> **Problem requirements**: Records follow. Copy every line with "yang".

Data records
◆ ◆ ◆

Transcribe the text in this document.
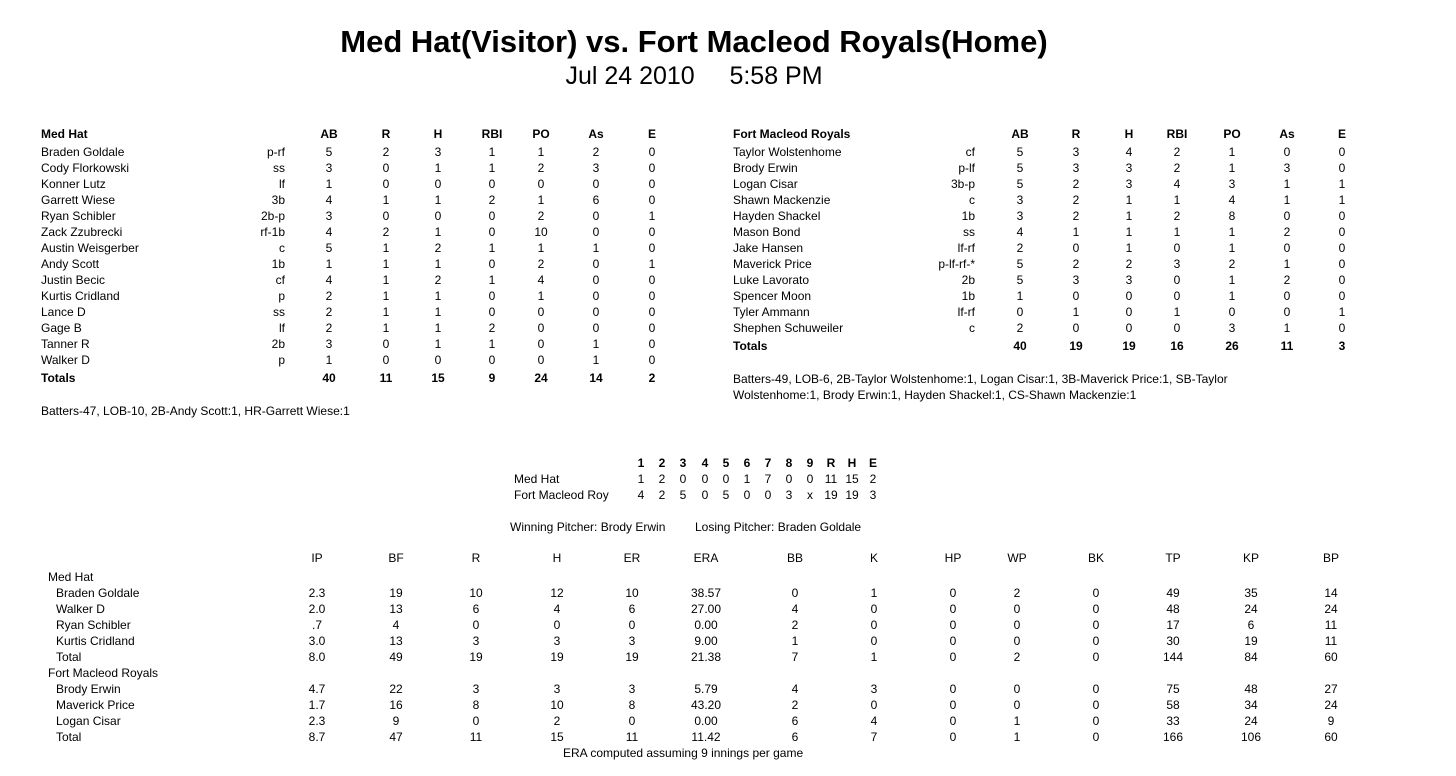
Med Hat(Visitor) vs. Fort Macleod Royals(Home)
Jul 24 2010 5:58 PM
Med Hat	AB	R	H	RBI	PO	As	E
Braden Goldale	p-rf	5	2	3	1	1	2	0
Cody Florkowski	ss	3	0	1	1	2	3	0
Konner Lutz	lf	1	0	0	0	0	0	0
Garrett Wiese	3b	4	1	1	2	1	6	0
Ryan Schibler	2b-p	3	0	0	0	2	0	1
Zack Zzubrecki	rf-1b	4	2	1	0	10	0	0
Austin Weisgerber	c	5	1	2	1	1	1	0
Andy Scott	1b	1	1	1	0	2	0	1
Justin Becic	cf	4	1	2	1	4	0	0
Kurtis Cridland	p	2	1	1	0	1	0	0
Lance D	ss	2	1	1	0	0	0	0
Gage B	lf	2	1	1	2	0	0	0
Tanner R	2b	3	0	1	1	0	1	0
Walker D	p	1	0	0	0	0	1	0
Totals	40	11	15	9	24	14	2
Fort Macleod Royals	AB	R	H	RBI	PO	As	E
Taylor Wolstenhome	cf	5	3	4	2	1	0	0
Brody Erwin	p-lf	5	3	3	2	1	3	0
Logan Cisar	3b-p	5	2	3	4	3	1	1
Shawn Mackenzie	c	3	2	1	1	4	1	1
Hayden Shackel	1b	3	2	1	2	8	0	0
Mason Bond	ss	4	1	1	1	1	2	0
Jake Hansen	lf-rf	2	0	1	0	1	0	0
Maverick Price	p-lf-rf-*	5	2	2	3	2	1	0
Luke Lavorato	2b	5	3	3	0	1	2	0
Spencer Moon	1b	1	0	0	0	1	0	0
Tyler Ammann	lf-rf	0	1	0	1	0	0	1
Shephen Schuweiler	c	2	0	0	0	3	1	0
Totals	40	19	19	16	26	11	3
Batters-47, LOB-10, 2B-Andy Scott:1, HR-Garrett Wiese:1
Batters-49, LOB-6, 2B-Taylor Wolstenhome:1, Logan Cisar:1, 3B-Maverick Price:1, SB-Taylor
Wolstenhome:1, Brody Erwin:1, Hayden Shackel:1, CS-Shawn Mackenzie:1
1	2	3	4	5	6	7	8	9	R	H	E
Med Hat	1	2	0	0	0	1	7	0	0 11 15 2
Fort Macleod Roy	4	2	5	0	5	0	0	3	x 19 19 3
Winning Pitcher: Brody Erwin Losing Pitcher: Braden Goldale
IP	BF	R	H	ER	ERA	BB	K	HP	WP	BK	TP	KP	BP
Med Hat
Braden Goldale	2.3	19	10	12	10	38.57	0	1	0	2	0	49	35	14
Walker D	2.0	13	6	4	6	27.00	4	0	0	0	0	48	24	24
Ryan Schibler	.7	4	0	0	0	0.00	2	0	0	0	0	17	6	11
Kurtis Cridland	3.0	13	3	3	3	9.00	1	0	0	0	0	30	19	11
Total	8.0	49	19	19	19	21.38	7	1	0	2	0	144	84	60
Fort Macleod Royals
Brody Erwin	4.7	22	3	3	3	5.79	4	3	0	0	0	75	48	27
Maverick Price	1.7	16	8	10	8	43.20	2	0	0	0	0	58	34	24
Logan Cisar	2.3	9	0	2	0	0.00	6	4	0	1	0	33	24	9
Total	8.7	47	11	15	11	11.42	6	7	0	1	0	166	106	60
ERA computed assuming 9 innings per game
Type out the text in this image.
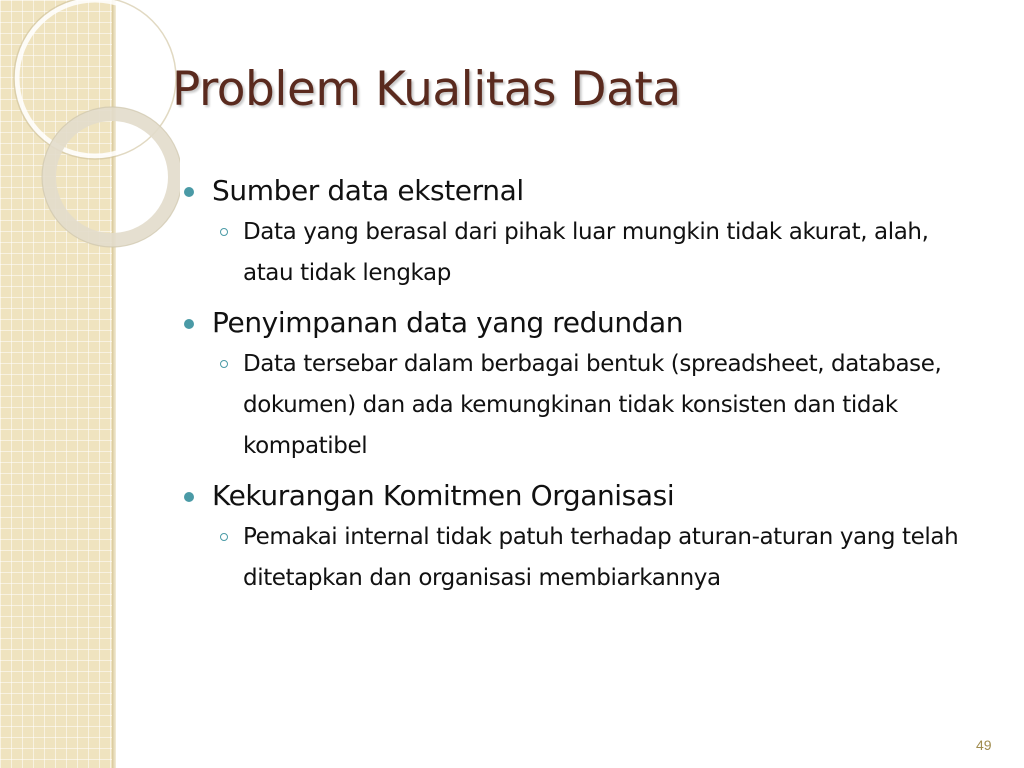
Problem Kualitas Data
Sumber data eksternal
Data yang berasal dari pihak luar mungkin tidak akurat, alah, atau tidak lengkap
Penyimpanan data yang redundan
Data tersebar dalam berbagai bentuk (spreadsheet, database, dokumen) dan ada kemungkinan tidak konsisten dan tidak kompatibel
Kekurangan Komitmen Organisasi
Pemakai internal tidak patuh terhadap aturan-aturan yang telah ditetapkan dan organisasi membiarkannya
49
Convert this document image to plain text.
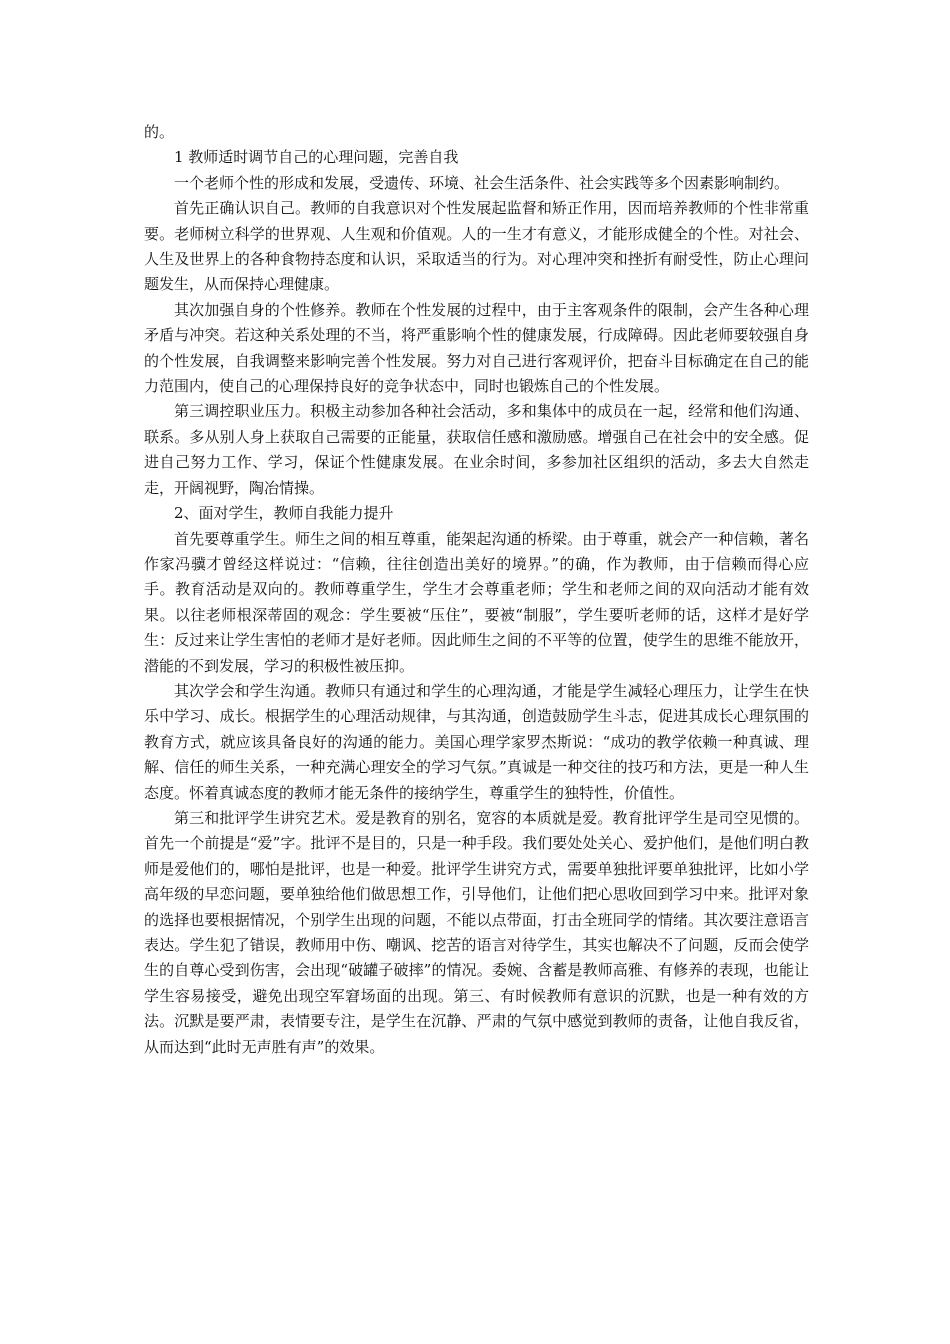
的。

1 教师适时调节自己的心理问题，完善自我

一个老师个性的形成和发展，受遗传、环境、社会生活条件、社会实践等多个因素影响制约。

首先正确认识自己。教师的自我意识对个性发展起监督和矫正作用，因而培养教师的个性非常重要。老师树立科学的世界观、人生观和价值观。人的一生才有意义，才能形成健全的个性。对社会、人生及世界上的各种食物持态度和认识，采取适当的行为。对心理冲突和挫折有耐受性，防止心理问题发生，从而保持心理健康。

其次加强自身的个性修养。教师在个性发展的过程中，由于主客观条件的限制，会产生各种心理矛盾与冲突。若这种关系处理的不当，将严重影响个性的健康发展，行成障碍。因此老师要较强自身的个性发展，自我调整来影响完善个性发展。努力对自己进行客观评价，把奋斗目标确定在自己的能力范围内，使自己的心理保持良好的竞争状态中，同时也锻炼自己的个性发展。

第三调控职业压力。积极主动参加各种社会活动，多和集体中的成员在一起，经常和他们沟通、联系。多从别人身上获取自己需要的正能量，获取信任感和激励感。增强自己在社会中的安全感。促进自己努力工作、学习，保证个性健康发展。在业余时间，多参加社区组织的活动，多去大自然走走，开阔视野，陶冶情操。

2、面对学生，教师自我能力提升

首先要尊重学生。师生之间的相互尊重，能架起沟通的桥梁。由于尊重，就会产一种信赖，著名作家冯骥才曾经这样说过：“信赖，往往创造出美好的境界。”的确，作为教师，由于信赖而得心应手。教育活动是双向的。教师尊重学生，学生才会尊重老师；学生和老师之间的双向活动才能有效果。以往老师根深蒂固的观念：学生要被“压住”，要被“制服”，学生要听老师的话，这样才是好学生：反过来让学生害怕的老师才是好老师。因此师生之间的不平等的位置，使学生的思维不能放开，潜能的不到发展，学习的积极性被压抑。

其次学会和学生沟通。教师只有通过和学生的心理沟通，才能是学生减轻心理压力，让学生在快乐中学习、成长。根据学生的心理活动规律，与其沟通，创造鼓励学生斗志，促进其成长心理氛围的教育方式，就应该具备良好的沟通的能力。美国心理学家罗杰斯说：“成功的教学依赖一种真诚、理解、信任的师生关系，一种充满心理安全的学习气氛。”真诚是一种交往的技巧和方法，更是一种人生态度。怀着真诚态度的教师才能无条件的接纳学生，尊重学生的独特性，价值性。

第三和批评学生讲究艺术。爱是教育的别名，宽容的本质就是爱。教育批评学生是司空见惯的。首先一个前提是“爱”字。批评不是目的，只是一种手段。我们要处处关心、爱护他们，是他们明白教师是爱他们的，哪怕是批评，也是一种爱。批评学生讲究方式，需要单独批评要单独批评，比如小学高年级的早恋问题，要单独给他们做思想工作，引导他们，让他们把心思收回到学习中来。批评对象的选择也要根据情况，个别学生出现的问题，不能以点带面，打击全班同学的情绪。其次要注意语言表达。学生犯了错误，教师用中伤、嘲讽、挖苦的语言对待学生，其实也解决不了问题，反而会使学生的自尊心受到伤害，会出现“破罐子破摔”的情况。委婉、含蓄是教师高雅、有修养的表现，也能让学生容易接受，避免出现空军窘场面的出现。第三、有时候教师有意识的沉默，也是一种有效的方法。沉默是要严肃，表情要专注，是学生在沉静、严肃的气氛中感觉到教师的责备，让他自我反省，从而达到“此时无声胜有声”的效果。
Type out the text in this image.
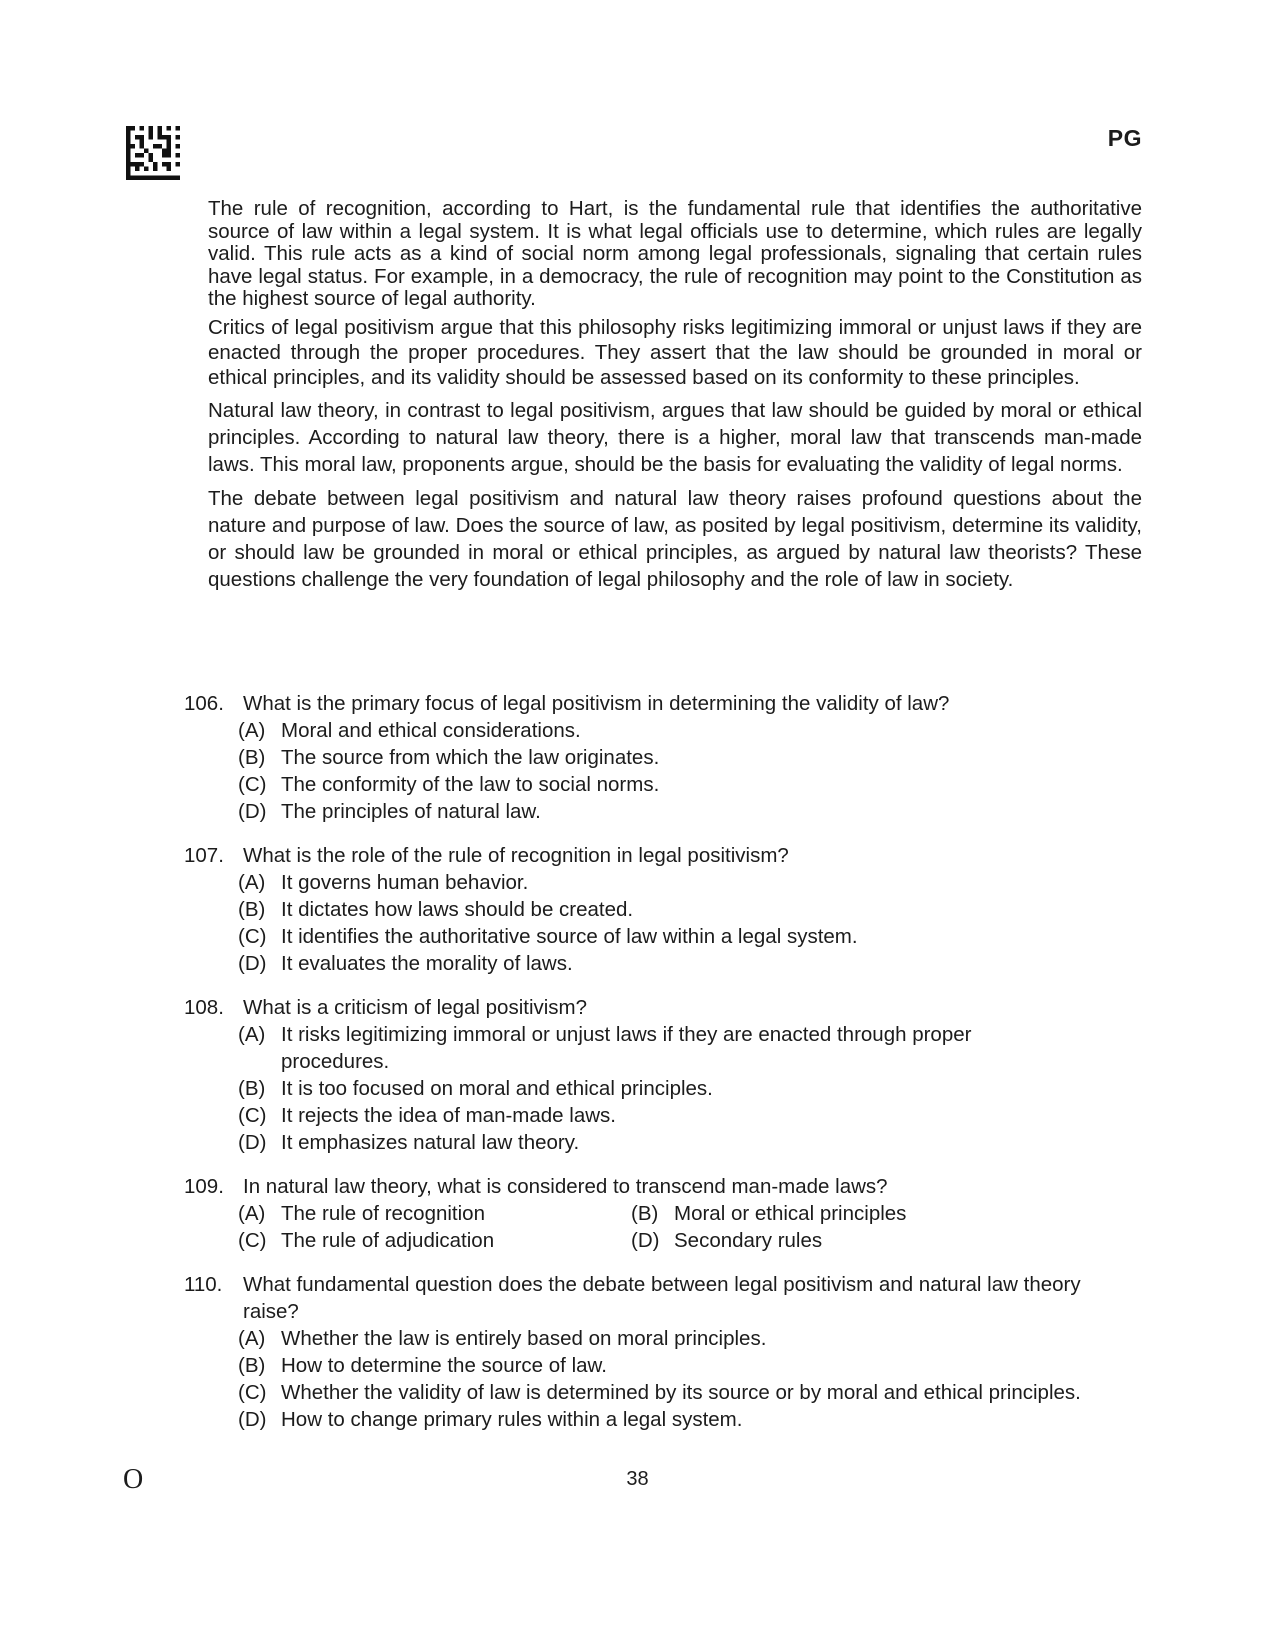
PG

The rule of recognition, according to Hart, is the fundamental rule that identifies the authoritative source of law within a legal system. It is what legal officials use to determine, which rules are legally valid. This rule acts as a kind of social norm among legal professionals, signaling that certain rules have legal status. For example, in a democracy, the rule of recognition may point to the Constitution as the highest source of legal authority.

Critics of legal positivism argue that this philosophy risks legitimizing immoral or unjust laws if they are enacted through the proper procedures. They assert that the law should be grounded in moral or ethical principles, and its validity should be assessed based on its conformity to these principles.

Natural law theory, in contrast to legal positivism, argues that law should be guided by moral or ethical principles. According to natural law theory, there is a higher, moral law that transcends man-made laws. This moral law, proponents argue, should be the basis for evaluating the validity of legal norms.

The debate between legal positivism and natural law theory raises profound questions about the nature and purpose of law. Does the source of law, as posited by legal positivism, determine its validity, or should law be grounded in moral or ethical principles, as argued by natural law theorists? These questions challenge the very foundation of legal philosophy and the role of law in society.

106. What is the primary focus of legal positivism in determining the validity of law?
(A) Moral and ethical considerations.
(B) The source from which the law originates.
(C) The conformity of the law to social norms.
(D) The principles of natural law.
107. What is the role of the rule of recognition in legal positivism?
(A) It governs human behavior.
(B) It dictates how laws should be created.
(C) It identifies the authoritative source of law within a legal system.
(D) It evaluates the morality of laws.
108. What is a criticism of legal positivism?
(A) It risks legitimizing immoral or unjust laws if they are enacted through proper procedures.
(B) It is too focused on moral and ethical principles.
(C) It rejects the idea of man-made laws.
(D) It emphasizes natural law theory.
109. In natural law theory, what is considered to transcend man-made laws?
(A) The rule of recognition	(B) Moral or ethical principles
(C) The rule of adjudication	(D) Secondary rules
110.	What fundamental question does the debate between legal positivism and natural law theory raise?
(A) Whether the law is entirely based on moral principles.
(B) How to determine the source of law.
(C) Whether the validity of law is determined by its source or by moral and ethical principles.
(D) How to change primary rules within a legal system.
O	38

◆ ◆ ◆

> **Solution for this exercise**:
Data yang berasal dari pihak luar mungkin tidak akurat, alah, atau tidak lengkap
Penyimpanan data yang redundan
Pemakai internal tidak patuh terhadap aturan-aturan yang telah ditetapkan dan organisasi membiarkannya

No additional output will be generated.